# CHALLENGE
Could you transcribe the material below exactly, without leaving out a single line?
# # #
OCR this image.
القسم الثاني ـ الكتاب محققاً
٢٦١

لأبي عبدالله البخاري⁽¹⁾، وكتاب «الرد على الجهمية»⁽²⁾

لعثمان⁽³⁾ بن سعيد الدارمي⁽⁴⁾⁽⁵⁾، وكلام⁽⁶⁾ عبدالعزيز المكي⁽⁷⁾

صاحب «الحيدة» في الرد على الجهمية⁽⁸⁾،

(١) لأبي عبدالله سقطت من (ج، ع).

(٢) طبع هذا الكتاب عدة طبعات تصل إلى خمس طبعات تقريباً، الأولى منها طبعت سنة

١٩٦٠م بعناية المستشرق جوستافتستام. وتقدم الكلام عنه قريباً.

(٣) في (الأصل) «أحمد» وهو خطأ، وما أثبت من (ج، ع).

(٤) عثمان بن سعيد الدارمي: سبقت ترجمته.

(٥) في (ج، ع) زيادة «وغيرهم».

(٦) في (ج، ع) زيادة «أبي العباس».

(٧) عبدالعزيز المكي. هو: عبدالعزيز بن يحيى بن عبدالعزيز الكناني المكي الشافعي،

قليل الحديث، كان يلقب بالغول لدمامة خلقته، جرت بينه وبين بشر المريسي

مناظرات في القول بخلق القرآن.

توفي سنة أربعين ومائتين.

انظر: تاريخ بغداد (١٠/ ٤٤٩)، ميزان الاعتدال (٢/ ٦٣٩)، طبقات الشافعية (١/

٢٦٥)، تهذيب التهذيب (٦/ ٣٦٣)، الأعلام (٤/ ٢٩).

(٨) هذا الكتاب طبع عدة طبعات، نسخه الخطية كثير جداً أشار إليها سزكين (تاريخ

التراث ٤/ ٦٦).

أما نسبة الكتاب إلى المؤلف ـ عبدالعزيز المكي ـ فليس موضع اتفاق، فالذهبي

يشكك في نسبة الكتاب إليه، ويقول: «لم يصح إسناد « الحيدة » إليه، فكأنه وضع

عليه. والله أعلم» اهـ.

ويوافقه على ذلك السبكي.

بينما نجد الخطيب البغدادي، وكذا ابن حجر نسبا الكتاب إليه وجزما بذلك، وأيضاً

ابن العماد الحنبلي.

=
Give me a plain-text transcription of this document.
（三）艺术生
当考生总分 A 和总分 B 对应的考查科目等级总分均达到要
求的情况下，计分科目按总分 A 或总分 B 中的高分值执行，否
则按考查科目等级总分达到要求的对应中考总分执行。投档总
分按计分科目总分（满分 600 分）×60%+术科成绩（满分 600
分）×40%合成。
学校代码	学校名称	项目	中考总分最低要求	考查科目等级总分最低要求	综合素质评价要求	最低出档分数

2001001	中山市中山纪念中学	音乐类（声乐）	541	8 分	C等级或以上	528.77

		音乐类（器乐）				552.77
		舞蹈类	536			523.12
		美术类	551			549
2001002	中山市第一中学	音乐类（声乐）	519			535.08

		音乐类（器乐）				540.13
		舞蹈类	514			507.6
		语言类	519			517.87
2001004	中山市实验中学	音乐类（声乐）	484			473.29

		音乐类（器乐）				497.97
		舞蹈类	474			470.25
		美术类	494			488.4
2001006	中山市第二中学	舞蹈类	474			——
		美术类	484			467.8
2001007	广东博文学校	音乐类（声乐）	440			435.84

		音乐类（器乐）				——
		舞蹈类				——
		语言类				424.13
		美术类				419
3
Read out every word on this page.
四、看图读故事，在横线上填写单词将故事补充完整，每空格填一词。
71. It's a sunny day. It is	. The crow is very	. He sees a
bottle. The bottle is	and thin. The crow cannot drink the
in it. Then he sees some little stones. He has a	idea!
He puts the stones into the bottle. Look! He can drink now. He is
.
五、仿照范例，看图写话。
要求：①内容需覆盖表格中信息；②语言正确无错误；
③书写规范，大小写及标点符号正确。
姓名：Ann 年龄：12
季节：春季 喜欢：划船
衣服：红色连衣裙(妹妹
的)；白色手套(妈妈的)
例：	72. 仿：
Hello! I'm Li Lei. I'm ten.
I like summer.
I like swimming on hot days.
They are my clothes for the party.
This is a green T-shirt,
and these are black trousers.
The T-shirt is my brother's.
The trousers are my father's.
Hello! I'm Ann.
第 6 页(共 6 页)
# # #
# FINISHED ANSWER
OCR this image.
القسم الثاني ـ الكتاب محققاً
٢٦١

لأبي عبدالله البخاري⁽¹⁾، وكتاب «الرد على الجهمية»⁽²⁾

لعثمان⁽³⁾ بن سعيد الدارمي⁽⁴⁾⁽⁵⁾، وكلام⁽⁶⁾ عبدالعزيز المكي⁽⁷⁾

صاحب «الحيدة» في الرد على الجهمية⁽⁸⁾،

(١) لأبي عبدالله سقطت من (ج، ع).

(٢) طبع هذا الكتاب عدة طبعات تصل إلى خمس طبعات تقريباً، الأولى منها طبعت سنة

١٩٦٠م بعناية المستشرق جوستافتستام. وتقدم الكلام عنه قريباً.

(٣) في (الأصل) «أحمد» وهو خطأ، وما أثبت من (ج، ع).

(٤) عثمان بن سعيد الدارمي: سبقت ترجمته.

(٥) في (ج، ع) زيادة «وغيرهم».

(٦) في (ج، ع) زيادة «أبي العباس».

(٧) عبدالعزيز المكي. هو: عبدالعزيز بن يحيى بن عبدالعزيز الكناني المكي الشافعي،

قليل الحديث، كان يلقب بالغول لدمامة خلقته، جرت بينه وبين بشر المريسي

مناظرات في القول بخلق القرآن.

توفي سنة أربعين ومائتين.

انظر: تاريخ بغداد (١٠/ ٤٤٩)، ميزان الاعتدال (٢/ ٦٣٩)، طبقات الشافعية (١/

٢٦٥)، تهذيب التهذيب (٦/ ٣٦٣)، الأعلام (٤/ ٢٩).

(٨) هذا الكتاب طبع عدة طبعات، نسخه الخطية كثير جداً أشار إليها سزكين (تاريخ

التراث ٤/ ٦٦).

أما نسبة الكتاب إلى المؤلف ـ عبدالعزيز المكي ـ فليس موضع اتفاق، فالذهبي

يشكك في نسبة الكتاب إليه، ويقول: «لم يصح إسناد « الحيدة » إليه، فكأنه وضع

عليه. والله أعلم» اهـ.

ويوافقه على ذلك السبكي.

بينما نجد الخطيب البغدادي، وكذا ابن حجر نسبا الكتاب إليه وجزما بذلك، وأيضاً

ابن العماد الحنبلي.

=
Give me a plain-text transcription of this document.
（三）艺术生
当考生总分 A 和总分 B 对应的考查科目等级总分均达到要
求的情况下，计分科目按总分 A 或总分 B 中的高分值执行，否
则按考查科目等级总分达到要求的对应中考总分执行。投档总
分按计分科目总分（满分 600 分）×60%+术科成绩（满分 600
分）×40%合成。
学校代码	学校名称	项目	中考总分最低要求	考查科目等级总分最低要求	综合素质评价要求	最低出档分数

2001001	中山市中山纪念中学	音乐类（声乐）	541	8 分	C等级或以上	528.77

		音乐类（器乐）				552.77
		舞蹈类	536			523.12
		美术类	551			549
2001002	中山市第一中学	音乐类（声乐）	519			535.08

		音乐类（器乐）				540.13
		舞蹈类	514			507.6
		语言类	519			517.87
2001004	中山市实验中学	音乐类（声乐）	484			473.29

		音乐类（器乐）				497.97
		舞蹈类	474			470.25
		美术类	494			488.4
2001006	中山市第二中学	舞蹈类	474			——
		美术类	484			467.8
2001007	广东博文学校	音乐类（声乐）	440			435.84

		音乐类（器乐）				——
		舞蹈类				——
		语言类				424.13
		美术类				419
3
Read out every word on this page.
四、看图读故事，在横线上填写单词将故事补充完整，每空格填一词。
71. It's a sunny day. It is	. The crow is very	. He sees a
bottle. The bottle is	and thin. The crow cannot drink the
in it. Then he sees some little stones. He has a	idea!
He puts the stones into the bottle. Look! He can drink now. He is
.
五、仿照范例，看图写话。
要求：①内容需覆盖表格中信息；②语言正确无错误；
③书写规范，大小写及标点符号正确。
姓名：Ann 年龄：12
季节：春季 喜欢：划船
衣服：红色连衣裙(妹妹
的)；白色手套(妈妈的)
例：	72. 仿：
Hello! I'm Li Lei. I'm ten.
I like summer.
I like swimming on hot days.
They are my clothes for the party.
This is a green T-shirt,
and these are black trousers.
The T-shirt is my brother's.
The trousers are my father's.
Hello! I'm Ann.
第 6 页(共 6 页)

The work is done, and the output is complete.